_Work to do:_ Say how many lines include "образования", with no words around the number.

_Dataset rows:_
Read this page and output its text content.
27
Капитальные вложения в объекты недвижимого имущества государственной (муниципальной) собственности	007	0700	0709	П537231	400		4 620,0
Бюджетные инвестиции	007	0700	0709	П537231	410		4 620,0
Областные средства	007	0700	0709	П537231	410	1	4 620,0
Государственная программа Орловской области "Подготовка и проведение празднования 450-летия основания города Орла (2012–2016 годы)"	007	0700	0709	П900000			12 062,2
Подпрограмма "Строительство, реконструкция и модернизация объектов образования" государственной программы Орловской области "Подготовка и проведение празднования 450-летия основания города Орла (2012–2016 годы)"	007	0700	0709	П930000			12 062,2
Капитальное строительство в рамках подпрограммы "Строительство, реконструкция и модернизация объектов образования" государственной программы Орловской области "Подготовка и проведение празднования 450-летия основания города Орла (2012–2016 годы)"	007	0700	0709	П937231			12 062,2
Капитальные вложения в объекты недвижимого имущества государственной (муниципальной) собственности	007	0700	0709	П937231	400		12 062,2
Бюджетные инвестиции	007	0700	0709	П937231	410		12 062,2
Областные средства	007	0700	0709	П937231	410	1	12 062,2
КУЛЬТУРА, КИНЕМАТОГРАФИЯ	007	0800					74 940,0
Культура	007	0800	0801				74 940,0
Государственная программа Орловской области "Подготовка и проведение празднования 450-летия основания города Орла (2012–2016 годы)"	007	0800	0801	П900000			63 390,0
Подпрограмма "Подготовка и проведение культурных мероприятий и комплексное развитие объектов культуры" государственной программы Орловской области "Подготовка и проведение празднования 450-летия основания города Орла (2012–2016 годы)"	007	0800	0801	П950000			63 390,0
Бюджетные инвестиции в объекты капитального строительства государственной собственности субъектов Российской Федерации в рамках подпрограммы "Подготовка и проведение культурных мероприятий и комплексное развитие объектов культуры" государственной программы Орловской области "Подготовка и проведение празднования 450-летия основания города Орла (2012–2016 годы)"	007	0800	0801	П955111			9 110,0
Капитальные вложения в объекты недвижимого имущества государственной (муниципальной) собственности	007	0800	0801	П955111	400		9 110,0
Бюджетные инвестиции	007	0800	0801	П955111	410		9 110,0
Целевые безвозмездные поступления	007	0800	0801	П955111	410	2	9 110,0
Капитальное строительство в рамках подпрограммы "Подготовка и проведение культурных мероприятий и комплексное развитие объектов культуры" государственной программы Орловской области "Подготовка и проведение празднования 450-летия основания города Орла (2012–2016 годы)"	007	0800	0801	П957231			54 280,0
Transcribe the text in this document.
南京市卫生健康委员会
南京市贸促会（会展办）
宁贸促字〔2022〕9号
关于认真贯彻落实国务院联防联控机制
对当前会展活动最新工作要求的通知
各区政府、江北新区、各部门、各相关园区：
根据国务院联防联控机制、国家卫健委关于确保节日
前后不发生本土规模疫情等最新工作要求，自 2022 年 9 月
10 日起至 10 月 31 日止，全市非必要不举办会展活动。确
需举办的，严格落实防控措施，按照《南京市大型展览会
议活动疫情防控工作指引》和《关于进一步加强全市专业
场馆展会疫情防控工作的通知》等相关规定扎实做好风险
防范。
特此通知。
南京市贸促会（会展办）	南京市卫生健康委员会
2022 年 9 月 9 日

_Answer to this task:_ 2